- **Work to be completed**
Report every line from the material that contains the word "time".

Extracted records
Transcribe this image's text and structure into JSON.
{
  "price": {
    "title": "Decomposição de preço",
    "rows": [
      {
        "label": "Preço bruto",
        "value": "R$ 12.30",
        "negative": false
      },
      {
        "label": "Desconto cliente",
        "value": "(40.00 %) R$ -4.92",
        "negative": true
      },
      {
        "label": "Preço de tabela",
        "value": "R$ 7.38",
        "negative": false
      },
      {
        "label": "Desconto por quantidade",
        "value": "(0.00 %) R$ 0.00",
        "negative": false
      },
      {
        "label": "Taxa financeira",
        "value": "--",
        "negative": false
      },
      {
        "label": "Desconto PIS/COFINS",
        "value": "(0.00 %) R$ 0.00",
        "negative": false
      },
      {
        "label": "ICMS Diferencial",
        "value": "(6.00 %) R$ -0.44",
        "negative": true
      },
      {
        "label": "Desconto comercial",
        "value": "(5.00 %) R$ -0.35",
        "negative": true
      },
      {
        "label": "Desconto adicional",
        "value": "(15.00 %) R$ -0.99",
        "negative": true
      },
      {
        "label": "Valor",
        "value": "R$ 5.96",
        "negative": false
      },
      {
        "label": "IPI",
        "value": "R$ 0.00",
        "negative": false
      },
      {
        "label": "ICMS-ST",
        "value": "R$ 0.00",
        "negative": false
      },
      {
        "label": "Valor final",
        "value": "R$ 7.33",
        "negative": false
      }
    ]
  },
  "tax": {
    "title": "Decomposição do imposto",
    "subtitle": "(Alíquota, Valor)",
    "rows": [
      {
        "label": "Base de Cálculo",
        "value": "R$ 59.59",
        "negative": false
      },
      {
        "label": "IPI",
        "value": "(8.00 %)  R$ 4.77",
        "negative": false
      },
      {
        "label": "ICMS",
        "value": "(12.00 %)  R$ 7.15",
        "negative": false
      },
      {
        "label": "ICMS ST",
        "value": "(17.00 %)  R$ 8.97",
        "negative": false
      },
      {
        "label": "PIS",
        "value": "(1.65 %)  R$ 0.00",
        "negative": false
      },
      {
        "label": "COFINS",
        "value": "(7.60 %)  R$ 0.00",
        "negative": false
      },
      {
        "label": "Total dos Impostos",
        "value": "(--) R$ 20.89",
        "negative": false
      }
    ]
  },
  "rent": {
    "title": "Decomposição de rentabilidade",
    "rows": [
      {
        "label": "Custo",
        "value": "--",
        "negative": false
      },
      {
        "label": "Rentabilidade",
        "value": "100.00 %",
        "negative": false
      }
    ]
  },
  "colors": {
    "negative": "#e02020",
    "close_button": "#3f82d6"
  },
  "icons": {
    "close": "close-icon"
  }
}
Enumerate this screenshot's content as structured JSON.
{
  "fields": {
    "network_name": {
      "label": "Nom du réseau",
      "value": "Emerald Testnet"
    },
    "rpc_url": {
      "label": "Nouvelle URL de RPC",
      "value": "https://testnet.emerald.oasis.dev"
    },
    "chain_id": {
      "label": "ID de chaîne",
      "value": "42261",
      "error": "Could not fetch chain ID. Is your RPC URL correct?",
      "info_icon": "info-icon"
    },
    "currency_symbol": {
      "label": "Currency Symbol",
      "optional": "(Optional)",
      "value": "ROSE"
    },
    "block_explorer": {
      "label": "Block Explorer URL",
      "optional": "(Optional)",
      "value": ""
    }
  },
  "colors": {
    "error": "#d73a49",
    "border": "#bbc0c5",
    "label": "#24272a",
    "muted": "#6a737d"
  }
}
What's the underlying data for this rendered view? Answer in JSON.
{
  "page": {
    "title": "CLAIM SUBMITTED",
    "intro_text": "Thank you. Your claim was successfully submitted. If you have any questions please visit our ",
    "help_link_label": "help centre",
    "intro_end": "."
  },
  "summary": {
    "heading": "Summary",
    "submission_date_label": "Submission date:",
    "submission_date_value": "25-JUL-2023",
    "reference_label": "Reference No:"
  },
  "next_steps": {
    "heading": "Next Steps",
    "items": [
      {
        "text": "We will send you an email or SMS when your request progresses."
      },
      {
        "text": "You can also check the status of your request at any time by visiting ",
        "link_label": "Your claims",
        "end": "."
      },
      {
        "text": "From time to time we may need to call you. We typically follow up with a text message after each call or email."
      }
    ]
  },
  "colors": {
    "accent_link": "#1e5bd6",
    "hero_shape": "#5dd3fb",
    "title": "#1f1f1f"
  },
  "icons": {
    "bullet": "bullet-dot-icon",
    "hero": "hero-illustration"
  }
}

- **Expected answer**
        "text": "You can also check the status of your request at any time by visiting ",
        "text": "From time to time we may need to call you. We typically follow up with a text message after each call or email."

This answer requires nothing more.